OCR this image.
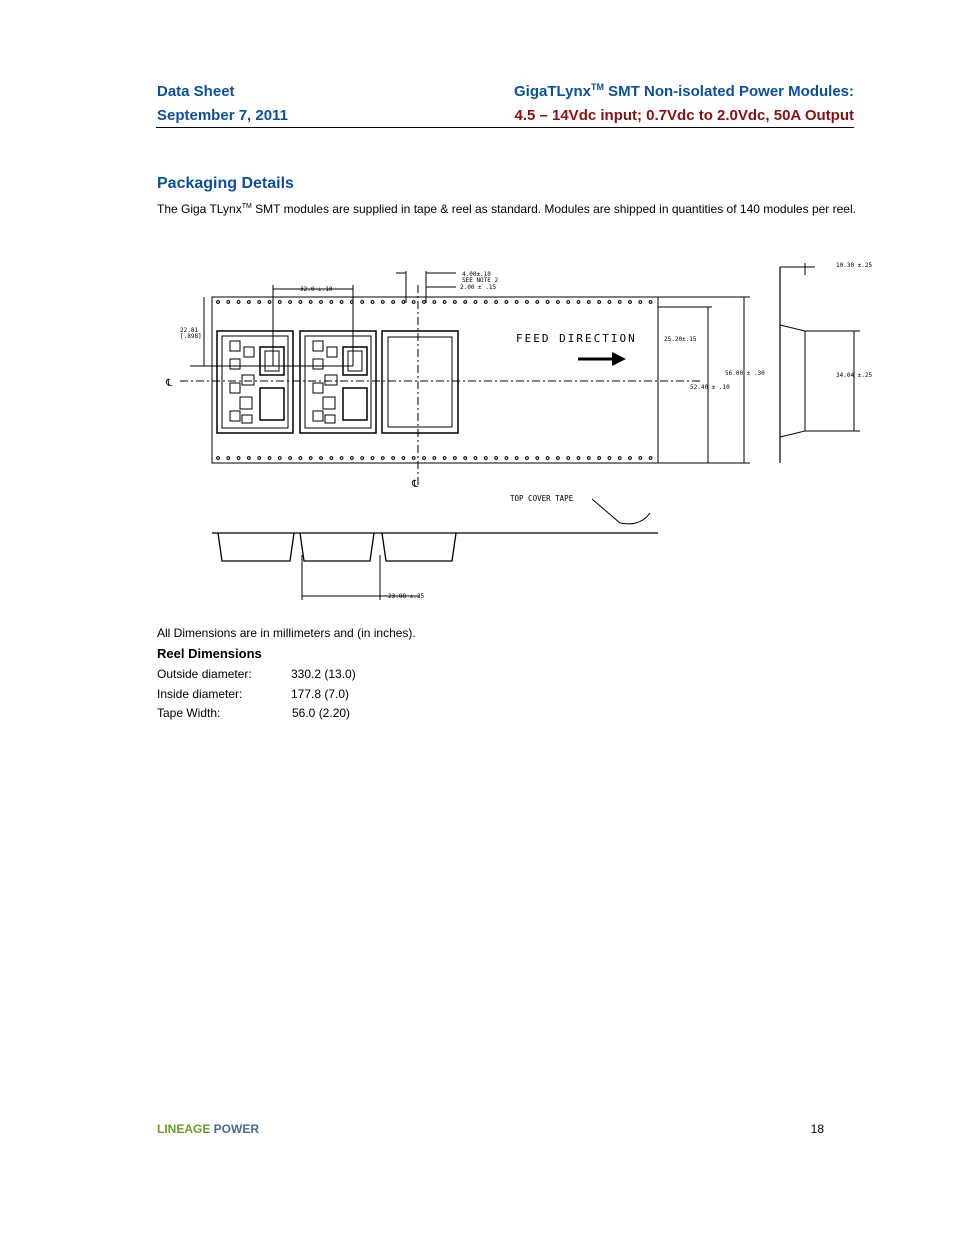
Data Sheet
September 7, 2011
GigaTLynx™ SMT Non-isolated Power Modules:
4.5 – 14Vdc input; 0.7Vdc to 2.0Vdc, 50A Output
Packaging Details
The Giga TLynx™ SMT modules are supplied in tape & reel as standard. Modules are shipped in quantities of 140 modules per reel.
32.0 ±.10
4.00±.10
SEE NOTE 2
2.00 ± .15
22.81
[.898]	25.20±.15
52.40 ± .10
56.00 ± .30
10.30 ±.25
34.04 ±.25
TOP COVER TAPE
23.88 ±.25
FEED DIRECTION
℄
℄
All Dimensions are in millimeters and (in inches).
Reel Dimensions
Outside diameter:	330.2 (13.0)
Inside diameter:	177.8 (7.0)
Tape Width:	56.0 (2.20)
LINEAGE POWER	18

┄┄┄┄┄┄┄┄┄┄┄┄┄┄┄┄┄┄┄┄

EXERCISE INSTRUCTIONS:
Restate each entry word for word, leaving out any pictures.

FINAL ANSWER:
OCR this image.
Data Sheet
September 7, 2011
GigaTLynx™ SMT Non-isolated Power Modules:
4.5 – 14Vdc input; 0.7Vdc to 2.0Vdc, 50A Output
Packaging Details
The Giga TLynx™ SMT modules are supplied in tape & reel as standard. Modules are shipped in quantities of 140 modules per reel.
32.0 ±.10
4.00±.10
SEE NOTE 2
2.00 ± .15
22.81
[.898]	25.20±.15
52.40 ± .10
56.00 ± .30
10.30 ±.25
34.04 ±.25
TOP COVER TAPE
23.88 ±.25
FEED DIRECTION
℄
℄
All Dimensions are in millimeters and (in inches).
Reel Dimensions
Outside diameter:	330.2 (13.0)
Inside diameter:	177.8 (7.0)
Tape Width:	56.0 (2.20)
LINEAGE POWER	18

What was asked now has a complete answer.